Your goal
Could you give the data below again, exactly and completely?

Provided material
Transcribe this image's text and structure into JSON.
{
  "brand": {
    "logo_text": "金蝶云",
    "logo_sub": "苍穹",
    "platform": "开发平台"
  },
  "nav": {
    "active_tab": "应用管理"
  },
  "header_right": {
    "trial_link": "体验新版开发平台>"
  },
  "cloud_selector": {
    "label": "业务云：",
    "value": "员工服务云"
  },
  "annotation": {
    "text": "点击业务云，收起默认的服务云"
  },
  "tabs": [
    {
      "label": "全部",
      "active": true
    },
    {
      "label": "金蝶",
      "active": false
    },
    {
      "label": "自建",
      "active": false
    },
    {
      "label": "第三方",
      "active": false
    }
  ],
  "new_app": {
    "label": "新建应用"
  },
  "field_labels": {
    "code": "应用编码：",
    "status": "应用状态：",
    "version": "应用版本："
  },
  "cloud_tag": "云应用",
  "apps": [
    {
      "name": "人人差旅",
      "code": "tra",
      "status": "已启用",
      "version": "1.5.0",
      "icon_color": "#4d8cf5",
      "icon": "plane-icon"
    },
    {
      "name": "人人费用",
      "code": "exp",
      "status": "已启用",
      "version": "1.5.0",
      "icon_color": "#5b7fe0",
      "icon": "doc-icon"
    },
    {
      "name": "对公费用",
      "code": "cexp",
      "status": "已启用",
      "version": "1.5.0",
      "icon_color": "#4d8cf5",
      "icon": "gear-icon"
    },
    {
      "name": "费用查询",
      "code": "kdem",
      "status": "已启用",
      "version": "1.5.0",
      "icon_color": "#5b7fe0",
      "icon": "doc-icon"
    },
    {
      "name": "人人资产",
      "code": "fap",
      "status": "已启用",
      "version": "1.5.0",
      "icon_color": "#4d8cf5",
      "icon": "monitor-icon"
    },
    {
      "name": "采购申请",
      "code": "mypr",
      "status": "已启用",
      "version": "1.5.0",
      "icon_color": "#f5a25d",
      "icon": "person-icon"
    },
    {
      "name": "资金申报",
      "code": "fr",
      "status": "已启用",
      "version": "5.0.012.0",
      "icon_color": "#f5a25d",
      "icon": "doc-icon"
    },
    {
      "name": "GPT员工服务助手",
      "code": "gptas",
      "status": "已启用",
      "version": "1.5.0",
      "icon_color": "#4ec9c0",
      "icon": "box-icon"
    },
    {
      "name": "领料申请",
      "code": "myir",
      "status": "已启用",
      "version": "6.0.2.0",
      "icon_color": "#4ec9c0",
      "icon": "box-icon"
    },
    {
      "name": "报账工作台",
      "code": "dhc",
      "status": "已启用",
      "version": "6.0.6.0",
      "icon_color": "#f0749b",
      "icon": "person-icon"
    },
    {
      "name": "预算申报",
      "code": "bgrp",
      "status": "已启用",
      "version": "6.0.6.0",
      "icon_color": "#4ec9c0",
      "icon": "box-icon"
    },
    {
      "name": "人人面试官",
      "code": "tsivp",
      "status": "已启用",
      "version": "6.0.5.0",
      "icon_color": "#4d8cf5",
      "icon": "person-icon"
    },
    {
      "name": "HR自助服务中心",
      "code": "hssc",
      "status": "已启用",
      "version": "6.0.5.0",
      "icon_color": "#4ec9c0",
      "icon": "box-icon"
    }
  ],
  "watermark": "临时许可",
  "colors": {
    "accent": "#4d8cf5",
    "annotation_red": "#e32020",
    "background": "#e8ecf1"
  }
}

Answer to this problem
Transcribe this image's text and structure into JSON.
{
  "brand": {
    "logo_text": "金蝶云",
    "logo_sub": "苍穹",
    "platform": "开发平台"
  },
  "nav": {
    "active_tab": "应用管理"
  },
  "header_right": {
    "trial_link": "体验新版开发平台>"
  },
  "cloud_selector": {
    "label": "业务云：",
    "value": "员工服务云"
  },
  "annotation": {
    "text": "点击业务云，收起默认的服务云"
  },
  "tabs": [
    {
      "label": "全部",
      "active": true
    },
    {
      "label": "金蝶",
      "active": false
    },
    {
      "label": "自建",
      "active": false
    },
    {
      "label": "第三方",
      "active": false
    }
  ],
  "new_app": {
    "label": "新建应用"
  },
  "field_labels": {
    "code": "应用编码：",
    "status": "应用状态：",
    "version": "应用版本："
  },
  "cloud_tag": "云应用",
  "apps": [
    {
      "name": "人人差旅",
      "code": "tra",
      "status": "已启用",
      "version": "1.5.0",
      "icon_color": "#4d8cf5",
      "icon": "plane-icon"
    },
    {
      "name": "人人费用",
      "code": "exp",
      "status": "已启用",
      "version": "1.5.0",
      "icon_color": "#5b7fe0",
      "icon": "doc-icon"
    },
    {
      "name": "对公费用",
      "code": "cexp",
      "status": "已启用",
      "version": "1.5.0",
      "icon_color": "#4d8cf5",
      "icon": "gear-icon"
    },
    {
      "name": "费用查询",
      "code": "kdem",
      "status": "已启用",
      "version": "1.5.0",
      "icon_color": "#5b7fe0",
      "icon": "doc-icon"
    },
    {
      "name": "人人资产",
      "code": "fap",
      "status": "已启用",
      "version": "1.5.0",
      "icon_color": "#4d8cf5",
      "icon": "monitor-icon"
    },
    {
      "name": "采购申请",
      "code": "mypr",
      "status": "已启用",
      "version": "1.5.0",
      "icon_color": "#f5a25d",
      "icon": "person-icon"
    },
    {
      "name": "资金申报",
      "code": "fr",
      "status": "已启用",
      "version": "5.0.012.0",
      "icon_color": "#f5a25d",
      "icon": "doc-icon"
    },
    {
      "name": "GPT员工服务助手",
      "code": "gptas",
      "status": "已启用",
      "version": "1.5.0",
      "icon_color": "#4ec9c0",
      "icon": "box-icon"
    },
    {
      "name": "领料申请",
      "code": "myir",
      "status": "已启用",
      "version": "6.0.2.0",
      "icon_color": "#4ec9c0",
      "icon": "box-icon"
    },
    {
      "name": "报账工作台",
      "code": "dhc",
      "status": "已启用",
      "version": "6.0.6.0",
      "icon_color": "#f0749b",
      "icon": "person-icon"
    },
    {
      "name": "预算申报",
      "code": "bgrp",
      "status": "已启用",
      "version": "6.0.6.0",
      "icon_color": "#4ec9c0",
      "icon": "box-icon"
    },
    {
      "name": "人人面试官",
      "code": "tsivp",
      "status": "已启用",
      "version": "6.0.5.0",
      "icon_color": "#4d8cf5",
      "icon": "person-icon"
    },
    {
      "name": "HR自助服务中心",
      "code": "hssc",
      "status": "已启用",
      "version": "6.0.5.0",
      "icon_color": "#4ec9c0",
      "icon": "box-icon"
    }
  ],
  "watermark": "临时许可",
  "colors": {
    "accent": "#4d8cf5",
    "annotation_red": "#e32020",
    "background": "#e8ecf1"
  }
}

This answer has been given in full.